> **WHAT IS BEING ASKED**:
Copy each line below in which the string "Specifications" occurs.

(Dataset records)
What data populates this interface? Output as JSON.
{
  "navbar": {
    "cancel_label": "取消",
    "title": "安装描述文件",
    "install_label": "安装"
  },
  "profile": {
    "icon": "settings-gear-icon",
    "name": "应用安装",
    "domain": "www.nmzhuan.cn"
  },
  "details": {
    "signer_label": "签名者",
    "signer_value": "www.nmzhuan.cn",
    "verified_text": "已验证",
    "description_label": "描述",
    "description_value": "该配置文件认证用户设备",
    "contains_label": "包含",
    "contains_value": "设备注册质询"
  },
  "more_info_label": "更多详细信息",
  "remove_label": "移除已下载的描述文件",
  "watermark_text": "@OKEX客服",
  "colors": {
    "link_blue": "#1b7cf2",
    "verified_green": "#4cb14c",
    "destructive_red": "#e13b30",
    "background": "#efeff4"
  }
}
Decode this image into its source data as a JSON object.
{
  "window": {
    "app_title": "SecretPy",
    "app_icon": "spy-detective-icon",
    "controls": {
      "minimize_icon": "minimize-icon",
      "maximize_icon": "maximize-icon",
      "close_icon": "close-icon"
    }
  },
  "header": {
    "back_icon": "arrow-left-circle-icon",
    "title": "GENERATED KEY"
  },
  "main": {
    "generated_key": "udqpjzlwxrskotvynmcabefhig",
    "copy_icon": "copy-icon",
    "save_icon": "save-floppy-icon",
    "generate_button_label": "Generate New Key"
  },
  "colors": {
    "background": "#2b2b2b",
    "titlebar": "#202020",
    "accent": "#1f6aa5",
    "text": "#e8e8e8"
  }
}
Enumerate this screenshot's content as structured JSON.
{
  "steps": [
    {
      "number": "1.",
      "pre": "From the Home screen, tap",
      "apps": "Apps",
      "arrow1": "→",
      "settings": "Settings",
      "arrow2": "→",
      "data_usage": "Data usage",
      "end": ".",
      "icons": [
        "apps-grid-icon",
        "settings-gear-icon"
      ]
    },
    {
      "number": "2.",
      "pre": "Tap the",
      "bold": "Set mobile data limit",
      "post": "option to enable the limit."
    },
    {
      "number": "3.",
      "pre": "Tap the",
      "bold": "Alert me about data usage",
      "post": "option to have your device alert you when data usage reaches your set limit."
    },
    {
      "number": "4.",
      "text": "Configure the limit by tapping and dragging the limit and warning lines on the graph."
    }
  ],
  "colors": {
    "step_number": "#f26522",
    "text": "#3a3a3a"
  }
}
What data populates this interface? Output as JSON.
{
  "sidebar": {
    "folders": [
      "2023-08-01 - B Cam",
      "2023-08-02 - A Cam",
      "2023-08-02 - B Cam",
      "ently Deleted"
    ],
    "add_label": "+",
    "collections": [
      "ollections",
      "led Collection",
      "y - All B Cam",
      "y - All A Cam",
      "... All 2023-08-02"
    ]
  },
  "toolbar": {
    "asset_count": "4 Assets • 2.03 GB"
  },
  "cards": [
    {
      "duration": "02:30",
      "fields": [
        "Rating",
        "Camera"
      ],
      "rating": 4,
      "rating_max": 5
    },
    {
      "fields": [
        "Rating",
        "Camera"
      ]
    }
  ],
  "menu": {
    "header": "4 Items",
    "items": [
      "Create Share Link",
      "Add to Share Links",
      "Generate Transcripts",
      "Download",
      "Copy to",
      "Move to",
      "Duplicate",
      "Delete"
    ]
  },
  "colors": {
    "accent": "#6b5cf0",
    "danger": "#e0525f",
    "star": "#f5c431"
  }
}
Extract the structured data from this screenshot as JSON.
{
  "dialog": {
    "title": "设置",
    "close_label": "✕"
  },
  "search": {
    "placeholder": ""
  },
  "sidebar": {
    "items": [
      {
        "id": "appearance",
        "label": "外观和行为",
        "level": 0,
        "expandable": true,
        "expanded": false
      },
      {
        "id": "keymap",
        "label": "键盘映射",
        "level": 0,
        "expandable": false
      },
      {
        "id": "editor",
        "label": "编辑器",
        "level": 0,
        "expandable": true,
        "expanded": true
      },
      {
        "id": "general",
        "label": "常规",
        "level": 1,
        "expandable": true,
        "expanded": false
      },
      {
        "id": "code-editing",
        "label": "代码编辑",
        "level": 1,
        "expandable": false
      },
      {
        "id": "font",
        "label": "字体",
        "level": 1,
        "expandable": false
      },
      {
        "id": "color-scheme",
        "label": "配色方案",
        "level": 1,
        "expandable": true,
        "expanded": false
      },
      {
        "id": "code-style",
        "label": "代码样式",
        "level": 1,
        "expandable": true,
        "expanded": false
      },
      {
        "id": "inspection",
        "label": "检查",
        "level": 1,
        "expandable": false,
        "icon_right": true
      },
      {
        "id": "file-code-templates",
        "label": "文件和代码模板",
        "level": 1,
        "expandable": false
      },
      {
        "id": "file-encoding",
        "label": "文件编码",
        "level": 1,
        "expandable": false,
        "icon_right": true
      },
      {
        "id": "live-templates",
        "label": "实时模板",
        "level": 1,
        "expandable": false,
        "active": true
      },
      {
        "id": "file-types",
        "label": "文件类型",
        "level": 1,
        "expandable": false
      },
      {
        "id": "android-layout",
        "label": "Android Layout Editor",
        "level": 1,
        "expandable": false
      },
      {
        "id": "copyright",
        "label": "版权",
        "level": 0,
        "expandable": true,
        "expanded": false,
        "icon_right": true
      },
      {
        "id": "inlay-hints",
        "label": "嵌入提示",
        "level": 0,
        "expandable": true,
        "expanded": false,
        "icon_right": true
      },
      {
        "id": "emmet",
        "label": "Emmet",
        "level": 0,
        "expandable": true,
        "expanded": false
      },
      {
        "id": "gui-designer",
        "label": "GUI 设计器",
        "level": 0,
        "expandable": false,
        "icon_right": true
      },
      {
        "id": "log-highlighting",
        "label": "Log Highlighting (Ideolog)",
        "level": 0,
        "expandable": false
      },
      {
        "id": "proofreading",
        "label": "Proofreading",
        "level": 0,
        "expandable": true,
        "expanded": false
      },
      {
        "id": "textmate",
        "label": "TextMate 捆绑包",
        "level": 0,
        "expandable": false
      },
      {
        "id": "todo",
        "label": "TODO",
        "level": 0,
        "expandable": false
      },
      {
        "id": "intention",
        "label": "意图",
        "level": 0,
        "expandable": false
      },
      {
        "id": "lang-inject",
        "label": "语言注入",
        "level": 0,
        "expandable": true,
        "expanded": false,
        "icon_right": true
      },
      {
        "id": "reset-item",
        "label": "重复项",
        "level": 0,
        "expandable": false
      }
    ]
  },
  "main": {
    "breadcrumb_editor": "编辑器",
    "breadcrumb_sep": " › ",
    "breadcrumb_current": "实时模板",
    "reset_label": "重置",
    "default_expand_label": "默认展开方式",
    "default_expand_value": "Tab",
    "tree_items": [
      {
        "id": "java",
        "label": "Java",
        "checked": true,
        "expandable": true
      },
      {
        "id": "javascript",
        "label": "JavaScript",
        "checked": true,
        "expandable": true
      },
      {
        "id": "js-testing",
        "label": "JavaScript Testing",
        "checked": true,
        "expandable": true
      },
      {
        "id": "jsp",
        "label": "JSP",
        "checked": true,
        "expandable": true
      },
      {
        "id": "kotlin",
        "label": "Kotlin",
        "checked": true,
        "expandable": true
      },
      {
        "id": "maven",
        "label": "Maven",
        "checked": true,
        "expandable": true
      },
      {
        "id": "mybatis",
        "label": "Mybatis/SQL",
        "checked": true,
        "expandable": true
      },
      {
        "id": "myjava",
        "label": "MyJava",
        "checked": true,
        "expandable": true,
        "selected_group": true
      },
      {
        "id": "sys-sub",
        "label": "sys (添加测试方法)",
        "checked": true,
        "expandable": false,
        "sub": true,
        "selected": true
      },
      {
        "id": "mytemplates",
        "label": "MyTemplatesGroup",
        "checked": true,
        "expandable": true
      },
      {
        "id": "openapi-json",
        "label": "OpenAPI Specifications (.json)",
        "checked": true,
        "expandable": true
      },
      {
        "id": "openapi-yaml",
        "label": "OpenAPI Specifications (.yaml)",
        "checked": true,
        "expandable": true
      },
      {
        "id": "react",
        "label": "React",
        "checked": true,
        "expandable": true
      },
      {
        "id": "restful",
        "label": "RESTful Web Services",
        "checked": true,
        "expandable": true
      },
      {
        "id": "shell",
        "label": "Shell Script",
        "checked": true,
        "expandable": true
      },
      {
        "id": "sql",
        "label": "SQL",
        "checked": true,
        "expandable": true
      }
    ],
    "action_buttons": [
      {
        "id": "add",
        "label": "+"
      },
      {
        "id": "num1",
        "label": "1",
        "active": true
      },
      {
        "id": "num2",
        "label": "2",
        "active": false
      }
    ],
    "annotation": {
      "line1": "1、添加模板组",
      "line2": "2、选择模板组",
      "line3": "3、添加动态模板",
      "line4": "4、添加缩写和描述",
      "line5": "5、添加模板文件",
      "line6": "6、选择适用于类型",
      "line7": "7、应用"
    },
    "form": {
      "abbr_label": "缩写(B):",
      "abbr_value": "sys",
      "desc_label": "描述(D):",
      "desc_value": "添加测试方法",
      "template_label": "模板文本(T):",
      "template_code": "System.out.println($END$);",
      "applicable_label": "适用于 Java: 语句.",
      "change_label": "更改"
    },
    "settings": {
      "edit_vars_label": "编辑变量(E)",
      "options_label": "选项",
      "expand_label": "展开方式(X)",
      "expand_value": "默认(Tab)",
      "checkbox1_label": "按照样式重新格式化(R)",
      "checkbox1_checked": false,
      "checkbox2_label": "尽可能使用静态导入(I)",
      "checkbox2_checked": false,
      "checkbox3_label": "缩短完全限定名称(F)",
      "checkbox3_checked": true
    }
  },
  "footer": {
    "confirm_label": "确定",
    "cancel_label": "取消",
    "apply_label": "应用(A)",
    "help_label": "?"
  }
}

> **OUTPUT BELOW**:
        "label": "OpenAPI Specifications (.json)",
        "label": "OpenAPI Specifications (.yaml)",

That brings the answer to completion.